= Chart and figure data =
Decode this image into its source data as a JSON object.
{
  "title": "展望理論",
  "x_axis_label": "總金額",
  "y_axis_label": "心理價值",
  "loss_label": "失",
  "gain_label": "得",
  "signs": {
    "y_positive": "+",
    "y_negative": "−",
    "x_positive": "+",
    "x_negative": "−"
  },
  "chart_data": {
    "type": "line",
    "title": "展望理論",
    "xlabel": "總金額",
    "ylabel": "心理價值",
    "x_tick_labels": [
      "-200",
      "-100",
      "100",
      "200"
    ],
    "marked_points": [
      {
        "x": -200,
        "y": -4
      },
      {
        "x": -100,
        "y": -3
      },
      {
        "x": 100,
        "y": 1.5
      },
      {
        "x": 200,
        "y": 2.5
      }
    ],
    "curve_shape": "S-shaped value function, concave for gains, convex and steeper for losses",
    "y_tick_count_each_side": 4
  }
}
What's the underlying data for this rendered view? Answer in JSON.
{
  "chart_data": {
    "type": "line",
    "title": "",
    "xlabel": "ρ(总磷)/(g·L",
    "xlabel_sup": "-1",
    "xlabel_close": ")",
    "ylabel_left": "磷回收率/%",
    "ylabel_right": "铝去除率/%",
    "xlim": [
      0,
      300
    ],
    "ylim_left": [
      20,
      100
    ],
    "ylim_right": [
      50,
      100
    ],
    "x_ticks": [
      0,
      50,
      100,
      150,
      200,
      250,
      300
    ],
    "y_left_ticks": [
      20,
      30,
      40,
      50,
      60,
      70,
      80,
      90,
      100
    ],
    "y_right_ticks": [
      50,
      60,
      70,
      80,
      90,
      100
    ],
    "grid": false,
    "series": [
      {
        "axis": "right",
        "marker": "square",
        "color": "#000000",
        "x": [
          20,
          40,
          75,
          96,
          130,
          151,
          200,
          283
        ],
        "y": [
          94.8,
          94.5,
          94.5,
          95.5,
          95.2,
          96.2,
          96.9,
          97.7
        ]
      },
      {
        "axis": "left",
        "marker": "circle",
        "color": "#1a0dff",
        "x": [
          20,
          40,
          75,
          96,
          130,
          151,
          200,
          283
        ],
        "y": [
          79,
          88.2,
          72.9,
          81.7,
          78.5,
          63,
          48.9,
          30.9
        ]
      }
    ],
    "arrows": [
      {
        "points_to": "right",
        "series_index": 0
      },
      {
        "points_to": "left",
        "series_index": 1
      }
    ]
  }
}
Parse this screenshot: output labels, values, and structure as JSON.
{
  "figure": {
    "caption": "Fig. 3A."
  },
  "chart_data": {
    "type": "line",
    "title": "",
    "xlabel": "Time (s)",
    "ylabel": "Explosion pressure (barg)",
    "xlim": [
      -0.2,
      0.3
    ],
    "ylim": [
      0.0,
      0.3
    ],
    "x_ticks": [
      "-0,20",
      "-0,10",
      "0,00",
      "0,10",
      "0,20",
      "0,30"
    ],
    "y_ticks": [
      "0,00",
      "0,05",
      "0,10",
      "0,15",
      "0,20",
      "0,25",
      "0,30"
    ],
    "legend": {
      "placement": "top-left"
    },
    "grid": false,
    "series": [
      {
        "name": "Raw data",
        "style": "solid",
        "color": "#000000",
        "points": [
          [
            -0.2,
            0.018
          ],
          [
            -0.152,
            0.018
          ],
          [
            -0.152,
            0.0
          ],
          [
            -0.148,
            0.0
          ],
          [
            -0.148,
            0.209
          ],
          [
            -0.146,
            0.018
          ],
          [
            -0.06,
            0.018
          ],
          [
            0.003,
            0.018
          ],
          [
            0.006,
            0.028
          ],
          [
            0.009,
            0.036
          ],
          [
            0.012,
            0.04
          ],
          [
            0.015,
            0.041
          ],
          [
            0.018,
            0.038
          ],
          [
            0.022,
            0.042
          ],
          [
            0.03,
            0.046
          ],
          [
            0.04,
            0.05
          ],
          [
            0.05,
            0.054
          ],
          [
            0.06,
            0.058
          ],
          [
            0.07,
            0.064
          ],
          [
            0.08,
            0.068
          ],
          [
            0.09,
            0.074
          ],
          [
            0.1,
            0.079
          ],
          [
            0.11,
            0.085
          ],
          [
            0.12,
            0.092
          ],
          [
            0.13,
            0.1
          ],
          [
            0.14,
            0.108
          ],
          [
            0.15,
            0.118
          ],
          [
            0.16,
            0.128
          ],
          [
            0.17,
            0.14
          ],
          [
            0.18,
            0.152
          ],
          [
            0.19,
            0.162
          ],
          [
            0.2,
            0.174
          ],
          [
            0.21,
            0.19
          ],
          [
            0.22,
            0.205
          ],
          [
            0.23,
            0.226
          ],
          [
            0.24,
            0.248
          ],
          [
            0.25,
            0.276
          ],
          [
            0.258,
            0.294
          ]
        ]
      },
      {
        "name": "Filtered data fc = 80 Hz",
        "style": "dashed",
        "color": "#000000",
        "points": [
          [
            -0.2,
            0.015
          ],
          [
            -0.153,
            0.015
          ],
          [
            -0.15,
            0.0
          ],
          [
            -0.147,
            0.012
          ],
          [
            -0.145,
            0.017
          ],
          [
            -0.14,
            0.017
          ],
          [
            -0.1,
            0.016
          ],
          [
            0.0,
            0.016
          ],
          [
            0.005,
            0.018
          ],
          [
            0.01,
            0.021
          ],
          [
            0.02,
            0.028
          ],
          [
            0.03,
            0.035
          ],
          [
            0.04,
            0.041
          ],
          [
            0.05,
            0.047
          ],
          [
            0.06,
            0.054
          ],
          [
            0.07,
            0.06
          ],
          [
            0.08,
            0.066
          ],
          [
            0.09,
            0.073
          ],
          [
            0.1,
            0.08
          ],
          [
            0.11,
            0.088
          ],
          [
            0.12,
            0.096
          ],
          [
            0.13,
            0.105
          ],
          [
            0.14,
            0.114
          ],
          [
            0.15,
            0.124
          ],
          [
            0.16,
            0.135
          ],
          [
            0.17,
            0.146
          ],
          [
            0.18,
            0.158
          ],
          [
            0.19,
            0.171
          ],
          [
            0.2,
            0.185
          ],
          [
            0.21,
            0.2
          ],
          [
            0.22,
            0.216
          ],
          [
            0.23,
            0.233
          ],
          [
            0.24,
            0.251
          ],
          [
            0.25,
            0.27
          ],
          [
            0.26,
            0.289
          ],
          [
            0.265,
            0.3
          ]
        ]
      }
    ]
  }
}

= What you need to do =
List every line above that contains the word "this".

= Reply to the task =
Decode this image into its source data as a JSON object.
What's the underlying data for this rendered view? Answer in JSON.
Parse this screenshot: output labels, values, and structure as JSON.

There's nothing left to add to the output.